The input —
## START
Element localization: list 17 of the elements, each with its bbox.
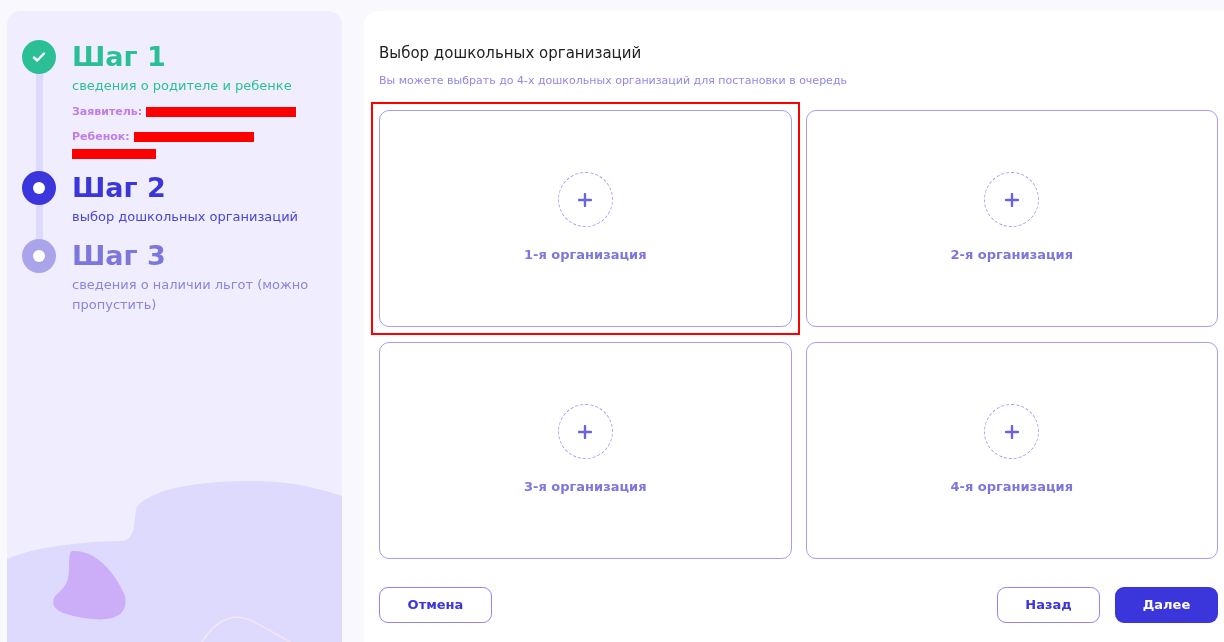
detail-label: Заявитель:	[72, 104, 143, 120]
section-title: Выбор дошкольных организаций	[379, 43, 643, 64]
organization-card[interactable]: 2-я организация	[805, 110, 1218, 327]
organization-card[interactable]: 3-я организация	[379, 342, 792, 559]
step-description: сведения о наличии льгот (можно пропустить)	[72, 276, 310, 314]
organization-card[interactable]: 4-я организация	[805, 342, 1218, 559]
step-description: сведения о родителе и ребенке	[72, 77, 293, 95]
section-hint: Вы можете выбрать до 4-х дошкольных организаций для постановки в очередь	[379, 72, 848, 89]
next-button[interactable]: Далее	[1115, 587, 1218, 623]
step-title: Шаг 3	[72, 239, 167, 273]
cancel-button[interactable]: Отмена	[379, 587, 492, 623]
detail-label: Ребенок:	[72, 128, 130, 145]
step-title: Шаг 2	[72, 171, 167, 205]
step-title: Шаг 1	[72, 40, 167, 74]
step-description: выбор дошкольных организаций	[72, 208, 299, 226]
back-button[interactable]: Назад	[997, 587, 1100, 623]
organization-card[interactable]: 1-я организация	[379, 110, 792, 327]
## END
## START
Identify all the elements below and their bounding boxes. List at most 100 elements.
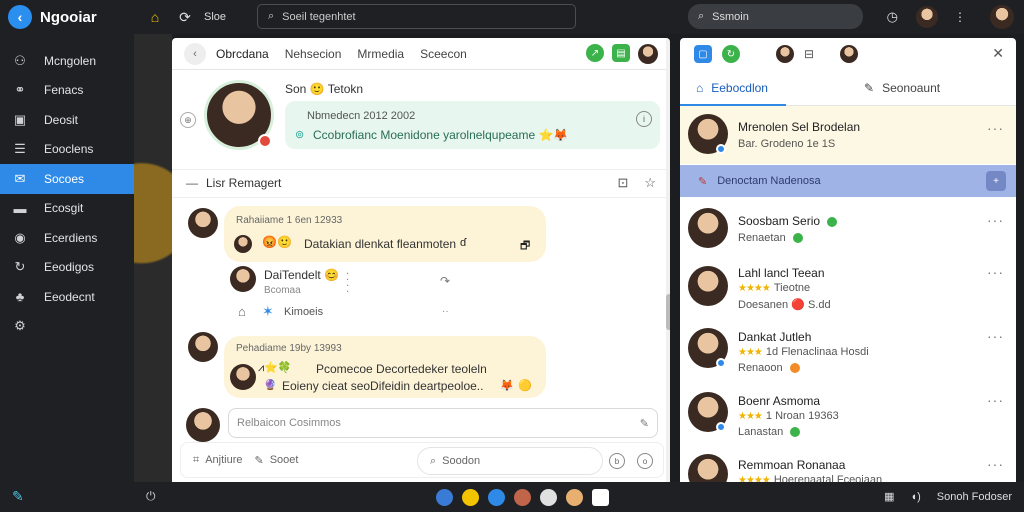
## END
Count the lines in the material above that contain the string "label", with case counting, and reply with the number only.

2